Dataset entries:
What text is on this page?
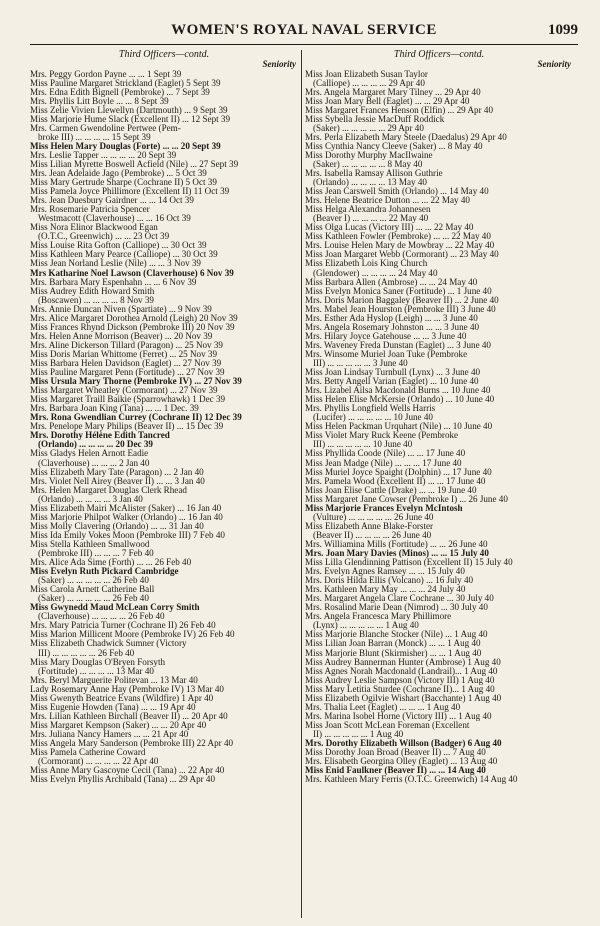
WOMEN'S ROYAL NAVAL SERVICE	1099
Third Officers—contd.
Seniority
Mrs. Peggy Gordon Payne ... ... 1 Sept 39
Miss Pauline Margaret Strickland (Eaglet) 5 Sept 39
Mrs. Edna Edith Bignell (Pembroke) ... 7 Sept 39
Mrs. Phyllis Litt Boyle ... ... 8 Sept 39
Miss Zelie Vivien Llewellyn (Dartmouth) ... 9 Sept 39
Miss Marjorie Hume Slack (Excellent II) ... 12 Sept 39
Mrs. Carmen Gwendoline Pertwee (Pem-
broke III) ... ... ... ... 15 Sept 39
Miss Helen Mary Douglas (Forte) ... ... 20 Sept 39
Mrs. Leslie Tapper ... ... ... ... 20 Sept 39
Miss Lilian Myrette Boswell Acfield (Nile) ... 27 Sept 39
Mrs. Jean Adelaide Jago (Pembroke) ... 5 Oct 39
Miss Mary Gertrude Sharpe (Cochrane II) 5 Oct 39
Miss Pamela Joyce Phillimore (Excellent II) 11 Oct 39
Mrs. Jean Duesbury Gairdner ... ... 14 Oct 39
Mrs. Rosemarie Patricia Spencer
Westmacott (Claverhouse) ... ... 16 Oct 39
Miss Nora Elinor Blackwood Egan
(O.T.C., Greenwich) ... ... 23 Oct 39
Miss Louise Rita Gofton (Calliope) ... 30 Oct 39
Miss Kathleen Mary Pearce (Calliope) ... 30 Oct 39
Miss Jean Norland Leslie (Nile) ... ... 3 Nov 39
Mrs Katharine Noel Lawson (Claverhouse) 6 Nov 39
Mrs. Barbara Mary Espenhahn ... ... 6 Nov 39
Miss Audrey Edith Howard Smith
(Boscawen) ... ... ... ... 8 Nov 39
Mrs. Annie Duncan Niven (Spartiate) ... 9 Nov 39
Mrs. Alice Margaret Dorothea Arnold (Leigh) 20 Nov 39
Miss Frances Rhynd Dickson (Pembroke III) 20 Nov 39
Mrs. Helen Anne Morrison (Beaver) ... 20 Nov 39
Mrs. Aline Dickerson Tillard (Paragon) ... 25 Nov 39
Miss Doris Marian Whittome (Ferret) ... 25 Nov 39
Miss Barbara Helen Davidson (Eaglet) ... 27 Nov 39
Miss Pauline Margaret Penn (Fortitude) ... 27 Nov 39
Miss Ursula Mary Thorne (Pembroke IV) ... 27 Nov 39
Miss Margaret Wheatley (Cormorant) ... 27 Nov 39
Miss Margaret Traill Baikie (Sparrowhawk) 1 Dec 39
Mrs. Barbara Joan King (Tana) ... ... 1 Dec. 39
Mrs. Rona Gwendlian Currey (Cochrane II) 12 Dec 39
Mrs. Penelope Mary Philips (Beaver II) ... 15 Dec 39
Mrs. Dorothy Hélène Edith Tancred
(Orlando) ... ... ... ... 20 Dec 39
Miss Gladys Helen Arnott Eadie
(Claverhouse) ... ... ... 2 Jan 40
Miss Elizabeth Mary Tate (Paragon) ... 2 Jan 40
Mrs. Violet Nell Airey (Beaver II) ... ... 3 Jan 40
Mrs. Helen Margaret Douglas Clerk Rhead
(Orlando) ... ... ... ... 3 Jan 40
Miss Elizabeth Mairi McAlister (Saker) ... 16 Jan 40
Miss Marjorie Philpot Walker (Orlando) ... 16 Jan 40
Miss Molly Clavering (Orlando) ... ... 31 Jan 40
Miss Ida Emily Vokes Moon (Pembroke III) 7 Feb 40
Miss Stella Kathleen Smallwood
(Pembroke III) ... ... ... 7 Feb 40
Mrs. Alice Ada Sime (Forth) ... ... 26 Feb 40
Miss Evelyn Ruth Pickard Cambridge
(Saker) ... ... ... ... ... 26 Feb 40
Miss Carola Arnett Catherine Ball
(Saker) ... ... ... ... ... 26 Feb 40
Miss Gwynedd Maud McLean Corry Smith
(Claverhouse) ... ... ... ... 26 Feb 40
Mrs. Mary Patricia Turner (Cochrane II) 26 Feb 40
Miss Marion Millicent Moore (Pembroke IV) 26 Feb 40
Miss Elizabeth Chadwick Sumner (Victory
III) ... ... ... ... ... 26 Feb 40
Miss Mary Douglas O'Bryen Forsyth
(Fortitude) ... ... ... ... 13 Mar 40
Mrs. Beryl Marguerite Politevan ... 13 Mar 40
Lady Rosemary Anne Hay (Pembroke IV) 13 Mar 40
Miss Gwenyth Beatrice Evans (Wildfire) 1 Apr 40
Miss Eugenie Howden (Tana) ... ... 19 Apr 40
Mrs. Lilian Kathleen Birchall (Beaver II) ... 20 Apr 40
Miss Margaret Kempson (Saker) ... ... 20 Apr 40
Mrs. Juliana Nancy Hamers ... ... 21 Apr 40
Miss Angela Mary Sanderson (Pembroke III) 22 Apr 40
Miss Pamela Catherine Coward
(Cormorant) ... ... ... ... 22 Apr 40
Miss Anne Mary Gascoyne Cecil (Tana) ... 22 Apr 40
Miss Evelyn Phyllis Archibald (Tana) ... 29 Apr 40
Third Officers—contd.
Seniority
Miss Joan Elizabeth Susan Taylor
(Calliope) ... ... ... ... 29 Apr 40
Mrs. Angela Margaret Mary Tilney ... 29 Apr 40
Miss Joan Mary Bell (Eaglet) ... ... 29 Apr 40
Miss Margaret Frances Henson (Elfin) ... 29 Apr 40
Miss Sybella Jessie MacDuff Roddick
(Saker) ... ... ... ... ... 29 Apr 40
Mrs. Perla Elizabeth Mary Steele (Daedalus) 29 Apr 40
Miss Cynthia Nancy Cleeve (Saker) ... 8 May 40
Miss Dorothy Murphy MacIlwaine
(Saker) ... ... ... ... ... 8 May 40
Mrs. Isabella Ramsay Allison Guthrie
(Orlando) ... ... ... ... 13 May 40
Miss Jean Carswell Smith (Orlando) ... 14 May 40
Mrs. Helene Beatrice Dutton ... ... 22 May 40
Miss Helga Alexandra Johannesen
(Beaver I) ... ... ... ... 22 May 40
Miss Olga Lucas (Victory III) ... ... 22 May 40
Miss Kathleen Fowler (Pembroke) ... ... 22 May 40
Mrs. Louise Helen Mary de Mowbray ... 22 May 40
Miss Joan Margaret Webb (Cormorant) ... 23 May 40
Miss Elizabeth Lois King Church
(Glendower) ... ... ... ... 24 May 40
Miss Barbara Allen (Ambrose) ... ... 24 May 40
Miss Evelyn Monica Saner (Fortitude) ... 1 June 40
Mrs. Doris Marion Baggaley (Beaver II) ... 2 June 40
Mrs. Mabel Jean Hourston (Pembroke III) 3 June 40
Mrs. Esther Ada Hyslop (Leigh) ... ... 3 June 40
Mrs. Angela Rosemary Johnston ... ... 3 June 40
Mrs. Hilary Joyce Gatehouse ... ... 3 June 40
Mrs. Waveney Freda Dunstan (Eaglet) ... 3 June 40
Mrs. Winsome Muriel Joan Tuke (Pembroke
III) ... ... ... ... ... 3 June 40
Miss Joan Lindsay Turnbull (Lynx) ... 3 June 40
Mrs. Betty Angell Varian (Eaglet) ... 10 June 40
Mrs. Lizabel Ailsa Macdonald Burns ... 10 June 40
Miss Helen Elise McKersie (Orlando) ... 10 June 40
Mrs. Phyllis Longfield Wells Harris
(Lucifer) ... ... ... ... ... 10 June 40
Miss Helen Packman Urquhart (Nile) ... 10 June 40
Miss Violet Mary Ruck Keene (Pembroke
III) ... ... ... ... ... 10 June 40
Miss Phyllida Coode (Nile) ... ... 17 June 40
Miss Jean Madge (Nile) ... ... ... 17 June 40
Miss Muriel Joyce Spaight (Dolphin) ... 17 June 40
Mrs. Pamela Wood (Excellent II) ... ... 17 June 40
Miss Joan Elise Cattle (Drake) ... ... 19 June 40
Miss Margaret Jane Cowser (Pembroke I) ... 26 June 40
Miss Marjorie Frances Evelyn McIntosh
(Vulture) ... ... ... ... ... 26 June 40
Miss Elizabeth Anne Blake-Forster
(Beaver II) ... ... ... ... 26 June 40
Mrs. Williamina Mills (Fortitude) ... ... 26 June 40
Mrs. Joan Mary Davies (Minos) ... ... 15 July 40
Miss Lilla Glendinning Pattison (Excellent II) 15 July 40
Mrs. Evelyn Agnes Ramsey ... ... 15 July 40
Mrs. Doris Hilda Ellis (Volcano) ... 16 July 40
Mrs. Kathleen Mary May ... ... ... 24 July 40
Mrs. Margaret Angela Clare Cochrane ... 30 July 40
Mrs. Rosalind Marie Dean (Nimrod) ... 30 July 40
Mrs. Angela Francesca Mary Phillimore
(Lynx) ... ... ... ... ... 1 Aug 40
Miss Marjorie Blanche Stocker (Nile) ... 1 Aug 40
Miss Lilian Joan Barran (Monck) ... ... 1 Aug 40
Miss Marjorie Blunt (Skirmisher) ... ... 1 Aug 40
Miss Audrey Bannerman Hunter (Ambrose) 1 Aug 40
Miss Agnes Norah Macdonald (Landrail)... 1 Aug 40
Miss Audrey Leslie Sampson (Victory III) 1 Aug 40
Miss Mary Letitia Sturdee (Cochrane II)... 1 Aug 40
Miss Elizabeth Ogilvie Wishart (Bacchante) 1 Aug 40
Mrs. Thalia Leet (Eaglet) ... ... ... 1 Aug 40
Mrs. Marina Isobel Horne (Victory III) ... 1 Aug 40
Miss Joan Scott McLean Foreman (Excellent
II) ... ... ... ... ... 1 Aug 40
Mrs. Dorothy Elizabeth Willson (Badger) 6 Aug 40
Miss Dorothy Joan Broad (Beaver II) ... 7 Aug 40
Mrs. Elisabeth Georgina Olley (Eaglet) ... 13 Aug 40
Miss Enid Faulkner (Beaver II) ... ... 14 Aug 40
Mrs. Kathleen Mary Ferris (O.T.C. Greenwich) 14 Aug 40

## [Short task]
The lines to collect are those holding the string "McLean"; copy them all.

## [Answer in full]
Miss Gwynedd Maud McLean Corry Smith
Miss Joan Scott McLean Foreman (Excellent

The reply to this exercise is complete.